(Dataset excerpts)
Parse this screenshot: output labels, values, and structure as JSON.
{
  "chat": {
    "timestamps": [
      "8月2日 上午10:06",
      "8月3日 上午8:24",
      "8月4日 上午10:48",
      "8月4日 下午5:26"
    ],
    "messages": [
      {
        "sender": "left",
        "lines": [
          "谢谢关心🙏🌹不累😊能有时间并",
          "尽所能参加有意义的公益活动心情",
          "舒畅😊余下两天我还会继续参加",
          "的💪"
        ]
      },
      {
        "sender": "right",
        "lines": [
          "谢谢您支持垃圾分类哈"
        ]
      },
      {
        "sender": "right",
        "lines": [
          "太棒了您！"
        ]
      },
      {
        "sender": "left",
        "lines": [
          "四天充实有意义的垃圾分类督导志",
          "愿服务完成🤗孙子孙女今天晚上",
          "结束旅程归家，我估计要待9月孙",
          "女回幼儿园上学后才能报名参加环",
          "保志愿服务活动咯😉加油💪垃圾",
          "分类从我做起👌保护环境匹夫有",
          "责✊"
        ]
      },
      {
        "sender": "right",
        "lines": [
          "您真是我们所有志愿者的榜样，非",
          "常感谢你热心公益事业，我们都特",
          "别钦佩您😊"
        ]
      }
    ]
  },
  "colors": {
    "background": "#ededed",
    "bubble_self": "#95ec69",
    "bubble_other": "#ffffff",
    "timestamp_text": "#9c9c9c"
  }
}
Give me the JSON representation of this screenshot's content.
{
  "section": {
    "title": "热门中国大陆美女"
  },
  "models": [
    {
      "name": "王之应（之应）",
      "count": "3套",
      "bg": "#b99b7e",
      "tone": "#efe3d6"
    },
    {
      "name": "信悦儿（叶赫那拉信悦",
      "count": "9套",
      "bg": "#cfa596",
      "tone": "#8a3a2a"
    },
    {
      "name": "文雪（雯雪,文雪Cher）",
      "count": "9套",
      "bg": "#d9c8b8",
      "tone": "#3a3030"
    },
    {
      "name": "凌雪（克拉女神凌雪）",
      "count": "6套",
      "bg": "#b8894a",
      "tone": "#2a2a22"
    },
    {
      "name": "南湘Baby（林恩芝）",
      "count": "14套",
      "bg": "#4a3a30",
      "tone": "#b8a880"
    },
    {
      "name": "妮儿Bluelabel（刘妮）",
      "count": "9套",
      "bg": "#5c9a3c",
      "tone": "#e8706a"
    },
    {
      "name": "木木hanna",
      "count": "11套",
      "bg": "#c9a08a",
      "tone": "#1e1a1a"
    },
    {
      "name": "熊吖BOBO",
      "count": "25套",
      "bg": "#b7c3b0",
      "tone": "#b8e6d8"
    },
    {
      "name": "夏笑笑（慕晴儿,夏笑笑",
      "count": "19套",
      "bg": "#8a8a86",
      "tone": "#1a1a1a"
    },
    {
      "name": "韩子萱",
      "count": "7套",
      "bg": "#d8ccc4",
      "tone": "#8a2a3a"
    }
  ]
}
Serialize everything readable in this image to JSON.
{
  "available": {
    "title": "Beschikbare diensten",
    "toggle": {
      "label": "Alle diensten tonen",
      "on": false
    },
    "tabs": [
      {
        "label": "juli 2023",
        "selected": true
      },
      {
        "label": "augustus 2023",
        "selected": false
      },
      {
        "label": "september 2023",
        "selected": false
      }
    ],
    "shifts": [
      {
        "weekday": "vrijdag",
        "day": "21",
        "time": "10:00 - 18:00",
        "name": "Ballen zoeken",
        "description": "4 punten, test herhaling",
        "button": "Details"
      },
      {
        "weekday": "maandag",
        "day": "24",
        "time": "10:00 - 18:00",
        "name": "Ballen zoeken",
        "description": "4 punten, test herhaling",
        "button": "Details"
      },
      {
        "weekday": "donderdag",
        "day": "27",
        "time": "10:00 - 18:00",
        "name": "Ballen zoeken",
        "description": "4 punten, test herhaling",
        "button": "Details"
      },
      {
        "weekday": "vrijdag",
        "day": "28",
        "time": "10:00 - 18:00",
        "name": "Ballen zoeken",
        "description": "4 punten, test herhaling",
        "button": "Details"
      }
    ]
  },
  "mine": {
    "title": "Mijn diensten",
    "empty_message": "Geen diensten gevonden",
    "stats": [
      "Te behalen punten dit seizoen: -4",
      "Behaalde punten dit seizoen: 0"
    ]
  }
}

| The problem |
Lines of the material that contain the word "title" are to be gathered.

| Right answer |
    "title": "热门中国大陆美女"
    "title": "Beschikbare diensten",
    "title": "Mijn diensten",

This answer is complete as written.